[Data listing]
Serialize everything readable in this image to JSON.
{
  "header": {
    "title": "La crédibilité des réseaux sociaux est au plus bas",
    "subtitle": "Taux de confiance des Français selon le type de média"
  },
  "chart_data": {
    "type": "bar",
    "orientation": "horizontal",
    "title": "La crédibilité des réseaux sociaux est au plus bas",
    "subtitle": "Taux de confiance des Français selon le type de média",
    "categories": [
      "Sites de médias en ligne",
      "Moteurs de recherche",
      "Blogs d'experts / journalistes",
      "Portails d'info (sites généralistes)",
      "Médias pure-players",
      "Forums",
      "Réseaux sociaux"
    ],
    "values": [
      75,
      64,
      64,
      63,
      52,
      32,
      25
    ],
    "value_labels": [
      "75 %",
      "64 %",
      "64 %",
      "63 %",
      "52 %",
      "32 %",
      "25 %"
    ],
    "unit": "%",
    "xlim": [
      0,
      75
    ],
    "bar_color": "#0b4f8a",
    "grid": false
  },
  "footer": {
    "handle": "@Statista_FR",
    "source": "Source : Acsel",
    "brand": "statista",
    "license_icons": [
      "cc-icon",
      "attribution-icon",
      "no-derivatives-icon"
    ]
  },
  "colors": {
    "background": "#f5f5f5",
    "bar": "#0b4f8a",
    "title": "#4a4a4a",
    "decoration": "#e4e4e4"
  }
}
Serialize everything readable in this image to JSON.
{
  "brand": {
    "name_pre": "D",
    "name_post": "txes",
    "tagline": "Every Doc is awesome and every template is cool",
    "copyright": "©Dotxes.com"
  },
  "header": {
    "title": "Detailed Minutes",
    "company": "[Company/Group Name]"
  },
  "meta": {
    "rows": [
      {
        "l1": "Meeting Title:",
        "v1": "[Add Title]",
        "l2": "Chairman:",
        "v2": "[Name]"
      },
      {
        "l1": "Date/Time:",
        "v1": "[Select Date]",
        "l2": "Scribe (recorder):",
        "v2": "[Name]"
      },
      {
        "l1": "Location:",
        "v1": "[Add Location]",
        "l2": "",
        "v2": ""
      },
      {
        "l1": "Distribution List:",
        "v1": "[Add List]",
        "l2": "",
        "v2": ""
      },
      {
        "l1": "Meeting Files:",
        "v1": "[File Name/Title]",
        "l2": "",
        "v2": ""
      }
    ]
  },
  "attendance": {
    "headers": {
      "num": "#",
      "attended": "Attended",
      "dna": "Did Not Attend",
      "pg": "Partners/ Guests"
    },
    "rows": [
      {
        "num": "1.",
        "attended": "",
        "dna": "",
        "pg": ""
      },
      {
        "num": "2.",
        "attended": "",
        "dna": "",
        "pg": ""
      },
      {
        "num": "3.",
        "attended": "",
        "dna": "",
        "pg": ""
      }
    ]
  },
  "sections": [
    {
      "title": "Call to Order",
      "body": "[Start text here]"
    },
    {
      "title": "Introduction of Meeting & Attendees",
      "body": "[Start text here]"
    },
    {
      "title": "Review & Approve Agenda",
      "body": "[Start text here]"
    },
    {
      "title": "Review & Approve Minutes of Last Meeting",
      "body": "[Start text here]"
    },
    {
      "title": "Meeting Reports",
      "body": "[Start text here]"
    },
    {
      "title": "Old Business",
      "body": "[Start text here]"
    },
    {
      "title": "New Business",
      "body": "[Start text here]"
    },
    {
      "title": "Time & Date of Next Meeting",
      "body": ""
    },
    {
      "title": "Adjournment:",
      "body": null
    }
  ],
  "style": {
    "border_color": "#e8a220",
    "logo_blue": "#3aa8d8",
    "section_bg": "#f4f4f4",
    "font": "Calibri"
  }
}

◆ Your task ◆
Look through the entries above; copy every line holding the string "Approve".

◆ Problem solution ◆
      "title": "Review & Approve Agenda",
      "title": "Review & Approve Minutes of Last Meeting",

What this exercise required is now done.